# [Given task]
Sift the listing for lines that hold the string "type" and pull them out.

— START —

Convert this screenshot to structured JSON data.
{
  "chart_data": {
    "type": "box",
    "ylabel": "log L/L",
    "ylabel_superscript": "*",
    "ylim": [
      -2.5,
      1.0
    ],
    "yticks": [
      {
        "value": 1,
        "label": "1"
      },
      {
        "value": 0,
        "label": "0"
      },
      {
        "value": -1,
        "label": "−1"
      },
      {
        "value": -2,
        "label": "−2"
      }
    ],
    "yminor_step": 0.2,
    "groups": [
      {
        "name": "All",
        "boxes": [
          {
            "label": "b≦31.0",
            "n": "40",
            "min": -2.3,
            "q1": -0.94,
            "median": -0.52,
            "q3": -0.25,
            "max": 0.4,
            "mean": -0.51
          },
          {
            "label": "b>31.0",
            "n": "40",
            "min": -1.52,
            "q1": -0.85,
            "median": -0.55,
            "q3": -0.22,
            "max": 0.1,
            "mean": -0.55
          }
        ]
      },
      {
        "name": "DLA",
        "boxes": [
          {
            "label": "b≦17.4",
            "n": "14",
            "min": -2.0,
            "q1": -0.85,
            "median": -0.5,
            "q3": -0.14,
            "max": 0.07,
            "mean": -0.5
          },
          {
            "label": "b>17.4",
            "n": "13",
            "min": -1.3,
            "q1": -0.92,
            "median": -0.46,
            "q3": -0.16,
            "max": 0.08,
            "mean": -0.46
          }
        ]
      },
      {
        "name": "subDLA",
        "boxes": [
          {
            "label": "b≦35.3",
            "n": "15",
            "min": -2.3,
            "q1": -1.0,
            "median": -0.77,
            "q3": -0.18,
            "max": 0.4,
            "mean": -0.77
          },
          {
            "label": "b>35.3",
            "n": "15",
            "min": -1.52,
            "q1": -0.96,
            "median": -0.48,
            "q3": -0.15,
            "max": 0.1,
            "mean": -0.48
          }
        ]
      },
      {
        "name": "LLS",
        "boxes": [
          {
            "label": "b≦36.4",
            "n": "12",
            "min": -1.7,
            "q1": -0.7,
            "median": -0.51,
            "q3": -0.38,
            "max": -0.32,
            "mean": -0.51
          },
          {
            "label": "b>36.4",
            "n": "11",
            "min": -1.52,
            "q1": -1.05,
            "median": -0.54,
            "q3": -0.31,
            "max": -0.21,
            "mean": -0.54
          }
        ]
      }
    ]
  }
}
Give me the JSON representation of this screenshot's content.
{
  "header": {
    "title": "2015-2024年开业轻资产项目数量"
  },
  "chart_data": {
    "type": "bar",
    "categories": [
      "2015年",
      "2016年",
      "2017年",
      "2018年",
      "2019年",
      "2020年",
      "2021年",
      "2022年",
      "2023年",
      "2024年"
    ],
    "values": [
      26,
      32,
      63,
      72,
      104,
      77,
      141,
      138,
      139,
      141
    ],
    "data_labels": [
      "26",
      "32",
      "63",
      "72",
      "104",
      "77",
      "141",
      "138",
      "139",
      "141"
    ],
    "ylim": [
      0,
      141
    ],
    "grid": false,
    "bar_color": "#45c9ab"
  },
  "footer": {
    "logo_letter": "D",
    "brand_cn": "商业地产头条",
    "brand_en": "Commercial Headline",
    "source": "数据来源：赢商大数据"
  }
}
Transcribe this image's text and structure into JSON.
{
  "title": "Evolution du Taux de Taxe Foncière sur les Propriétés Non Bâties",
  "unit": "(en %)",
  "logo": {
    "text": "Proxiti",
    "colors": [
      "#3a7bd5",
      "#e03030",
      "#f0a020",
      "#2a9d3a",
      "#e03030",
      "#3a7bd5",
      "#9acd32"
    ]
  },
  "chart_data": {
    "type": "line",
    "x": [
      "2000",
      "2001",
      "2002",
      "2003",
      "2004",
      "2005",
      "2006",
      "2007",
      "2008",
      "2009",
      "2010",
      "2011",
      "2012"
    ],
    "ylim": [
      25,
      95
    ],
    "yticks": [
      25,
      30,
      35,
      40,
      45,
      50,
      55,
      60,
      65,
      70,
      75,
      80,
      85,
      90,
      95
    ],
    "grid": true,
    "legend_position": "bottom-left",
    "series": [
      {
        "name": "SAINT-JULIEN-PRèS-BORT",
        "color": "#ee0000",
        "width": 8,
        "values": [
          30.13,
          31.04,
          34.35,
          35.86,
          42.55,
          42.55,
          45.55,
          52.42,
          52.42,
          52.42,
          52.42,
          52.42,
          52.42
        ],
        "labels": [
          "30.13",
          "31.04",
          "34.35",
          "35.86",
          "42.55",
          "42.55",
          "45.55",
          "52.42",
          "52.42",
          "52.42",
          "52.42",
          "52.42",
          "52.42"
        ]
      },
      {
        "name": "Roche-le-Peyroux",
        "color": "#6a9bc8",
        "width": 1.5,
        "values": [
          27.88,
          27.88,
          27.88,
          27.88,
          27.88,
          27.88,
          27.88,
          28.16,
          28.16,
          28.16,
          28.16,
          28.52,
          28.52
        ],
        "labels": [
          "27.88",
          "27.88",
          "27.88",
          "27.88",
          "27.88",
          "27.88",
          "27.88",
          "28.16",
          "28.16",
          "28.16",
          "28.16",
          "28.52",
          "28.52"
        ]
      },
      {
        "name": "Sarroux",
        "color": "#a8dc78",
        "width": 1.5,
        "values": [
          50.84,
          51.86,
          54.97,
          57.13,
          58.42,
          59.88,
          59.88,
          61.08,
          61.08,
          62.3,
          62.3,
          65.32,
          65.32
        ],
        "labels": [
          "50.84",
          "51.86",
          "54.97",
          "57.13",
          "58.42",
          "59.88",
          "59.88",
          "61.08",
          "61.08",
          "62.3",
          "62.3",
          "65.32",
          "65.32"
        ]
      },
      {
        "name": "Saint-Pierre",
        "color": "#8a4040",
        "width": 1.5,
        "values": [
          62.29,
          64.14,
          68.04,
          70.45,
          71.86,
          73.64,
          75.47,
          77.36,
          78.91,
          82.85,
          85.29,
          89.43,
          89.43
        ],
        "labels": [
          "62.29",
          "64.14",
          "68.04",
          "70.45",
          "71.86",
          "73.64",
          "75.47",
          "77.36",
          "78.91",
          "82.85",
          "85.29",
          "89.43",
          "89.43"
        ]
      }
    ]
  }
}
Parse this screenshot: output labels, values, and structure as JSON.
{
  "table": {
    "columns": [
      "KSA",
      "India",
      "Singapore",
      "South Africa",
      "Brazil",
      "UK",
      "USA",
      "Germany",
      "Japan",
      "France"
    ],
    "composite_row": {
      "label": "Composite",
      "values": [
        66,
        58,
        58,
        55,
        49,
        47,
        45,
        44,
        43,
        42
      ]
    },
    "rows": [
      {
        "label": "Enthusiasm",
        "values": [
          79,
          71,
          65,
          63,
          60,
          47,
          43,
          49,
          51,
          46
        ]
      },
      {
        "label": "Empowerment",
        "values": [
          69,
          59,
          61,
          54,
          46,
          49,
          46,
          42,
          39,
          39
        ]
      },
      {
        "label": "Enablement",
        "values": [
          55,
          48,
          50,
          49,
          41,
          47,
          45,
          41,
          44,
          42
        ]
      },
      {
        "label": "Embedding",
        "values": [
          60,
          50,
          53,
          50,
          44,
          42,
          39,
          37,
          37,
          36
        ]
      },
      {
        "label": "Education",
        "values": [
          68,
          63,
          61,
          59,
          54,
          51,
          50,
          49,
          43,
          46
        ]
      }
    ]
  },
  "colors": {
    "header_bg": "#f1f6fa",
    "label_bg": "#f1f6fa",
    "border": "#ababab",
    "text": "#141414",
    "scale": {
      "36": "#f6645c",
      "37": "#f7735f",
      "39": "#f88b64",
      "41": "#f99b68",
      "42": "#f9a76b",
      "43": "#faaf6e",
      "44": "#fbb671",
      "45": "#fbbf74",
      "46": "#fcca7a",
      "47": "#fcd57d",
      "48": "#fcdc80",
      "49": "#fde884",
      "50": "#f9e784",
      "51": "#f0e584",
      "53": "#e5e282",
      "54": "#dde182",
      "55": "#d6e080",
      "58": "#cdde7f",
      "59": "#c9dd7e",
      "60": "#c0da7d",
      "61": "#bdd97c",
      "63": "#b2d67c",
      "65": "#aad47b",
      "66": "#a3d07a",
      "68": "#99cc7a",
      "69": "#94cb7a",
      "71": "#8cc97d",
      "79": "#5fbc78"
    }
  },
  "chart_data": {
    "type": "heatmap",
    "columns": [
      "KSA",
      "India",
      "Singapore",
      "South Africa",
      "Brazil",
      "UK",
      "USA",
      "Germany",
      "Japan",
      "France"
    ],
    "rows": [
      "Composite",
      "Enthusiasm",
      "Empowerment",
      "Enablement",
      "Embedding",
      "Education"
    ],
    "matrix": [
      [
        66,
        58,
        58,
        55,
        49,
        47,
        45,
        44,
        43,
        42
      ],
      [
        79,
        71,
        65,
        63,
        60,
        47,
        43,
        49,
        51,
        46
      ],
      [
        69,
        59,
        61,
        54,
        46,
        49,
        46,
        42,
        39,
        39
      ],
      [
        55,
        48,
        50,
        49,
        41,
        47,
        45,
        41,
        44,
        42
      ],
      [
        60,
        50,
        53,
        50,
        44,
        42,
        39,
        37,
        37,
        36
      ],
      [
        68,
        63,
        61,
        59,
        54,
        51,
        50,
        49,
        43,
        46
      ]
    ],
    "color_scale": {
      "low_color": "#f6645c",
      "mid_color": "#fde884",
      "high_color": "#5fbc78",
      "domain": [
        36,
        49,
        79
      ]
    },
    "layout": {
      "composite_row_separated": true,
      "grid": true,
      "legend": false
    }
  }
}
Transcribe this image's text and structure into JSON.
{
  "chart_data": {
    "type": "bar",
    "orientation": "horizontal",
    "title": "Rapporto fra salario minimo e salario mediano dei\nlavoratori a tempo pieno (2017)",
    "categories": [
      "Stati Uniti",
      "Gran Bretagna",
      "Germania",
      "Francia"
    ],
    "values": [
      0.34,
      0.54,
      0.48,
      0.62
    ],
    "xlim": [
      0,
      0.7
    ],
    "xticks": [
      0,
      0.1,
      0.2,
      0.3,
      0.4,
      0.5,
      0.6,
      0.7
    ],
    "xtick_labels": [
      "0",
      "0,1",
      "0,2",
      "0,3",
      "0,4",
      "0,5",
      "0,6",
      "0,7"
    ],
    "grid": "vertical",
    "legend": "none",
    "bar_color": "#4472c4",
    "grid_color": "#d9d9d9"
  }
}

— END —

# [In response]
    "type": "box",
    "type": "bar",
    "type": "line",
    "type": "heatmap",
    "type": "bar",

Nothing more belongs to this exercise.